EXERCISE BRIEF:
Quote the records that follow in full, leaving the pictures out.

Rows from a dataset
___
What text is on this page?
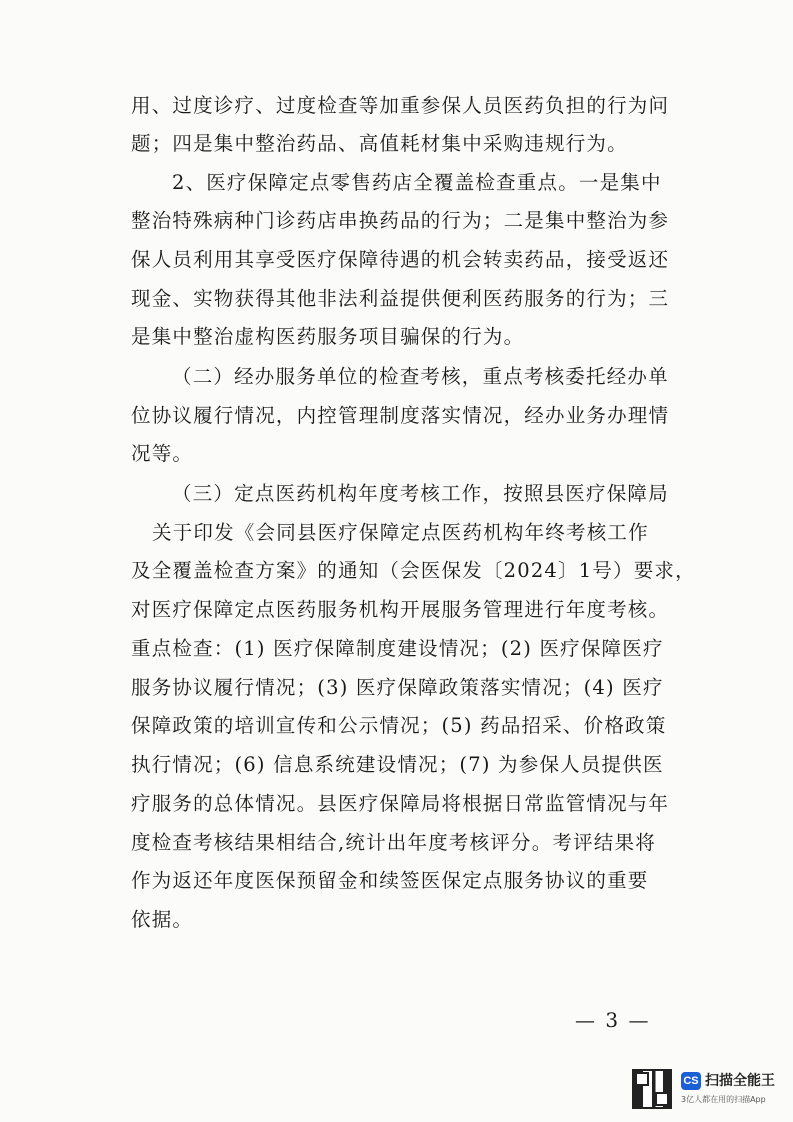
用、过度诊疗、过度检查等加重参保人员医药负担的行为问
题；四是集中整治药品、高值耗材集中采购违规行为。
2、医疗保障定点零售药店全覆盖检查重点。一是集中
整治特殊病种门诊药店串换药品的行为；二是集中整治为参
保人员利用其享受医疗保障待遇的机会转卖药品，接受返还
现金、实物获得其他非法利益提供便利医药服务的行为；三
是集中整治虚构医药服务项目骗保的行为。
（二）经办服务单位的检查考核，重点考核委托经办单
位协议履行情况，内控管理制度落实情况，经办业务办理情
况等。
（三）定点医药机构年度考核工作，按照县医疗保障局
关于印发《会同县医疗保障定点医药机构年终考核工作
及全覆盖检查方案》的通知（会医保发〔2024〕1号）要求，
对医疗保障定点医药服务机构开展服务管理进行年度考核。
重点检查：(1) 医疗保障制度建设情况；(2) 医疗保障医疗
服务协议履行情况；(3) 医疗保障政策落实情况；(4) 医疗
保障政策的培训宣传和公示情况；(5) 药品招采、价格政策
执行情况；(6) 信息系统建设情况；(7) 为参保人员提供医
疗服务的总体情况。县医疗保障局将根据日常监管情况与年
度检查考核结果相结合,统计出年度考核评分。考评结果将
作为返还年度医保预留金和续签医保定点服务协议的重要
依据。
— 3 —
CS 扫描全能王
3亿人都在用的扫描App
___
FINISHED TASK:
What text is on this page?
用、过度诊疗、过度检查等加重参保人员医药负担的行为问
题；四是集中整治药品、高值耗材集中采购违规行为。
2、医疗保障定点零售药店全覆盖检查重点。一是集中
整治特殊病种门诊药店串换药品的行为；二是集中整治为参
保人员利用其享受医疗保障待遇的机会转卖药品，接受返还
现金、实物获得其他非法利益提供便利医药服务的行为；三
是集中整治虚构医药服务项目骗保的行为。
（二）经办服务单位的检查考核，重点考核委托经办单
位协议履行情况，内控管理制度落实情况，经办业务办理情
况等。
（三）定点医药机构年度考核工作，按照县医疗保障局
关于印发《会同县医疗保障定点医药机构年终考核工作
及全覆盖检查方案》的通知（会医保发〔2024〕1号）要求，
对医疗保障定点医药服务机构开展服务管理进行年度考核。
重点检查：(1) 医疗保障制度建设情况；(2) 医疗保障医疗
服务协议履行情况；(3) 医疗保障政策落实情况；(4) 医疗
保障政策的培训宣传和公示情况；(5) 药品招采、价格政策
执行情况；(6) 信息系统建设情况；(7) 为参保人员提供医
疗服务的总体情况。县医疗保障局将根据日常监管情况与年
度检查考核结果相结合,统计出年度考核评分。考评结果将
作为返还年度医保预留金和续签医保定点服务协议的重要
依据。
— 3 —
CS 扫描全能王
3亿人都在用的扫描App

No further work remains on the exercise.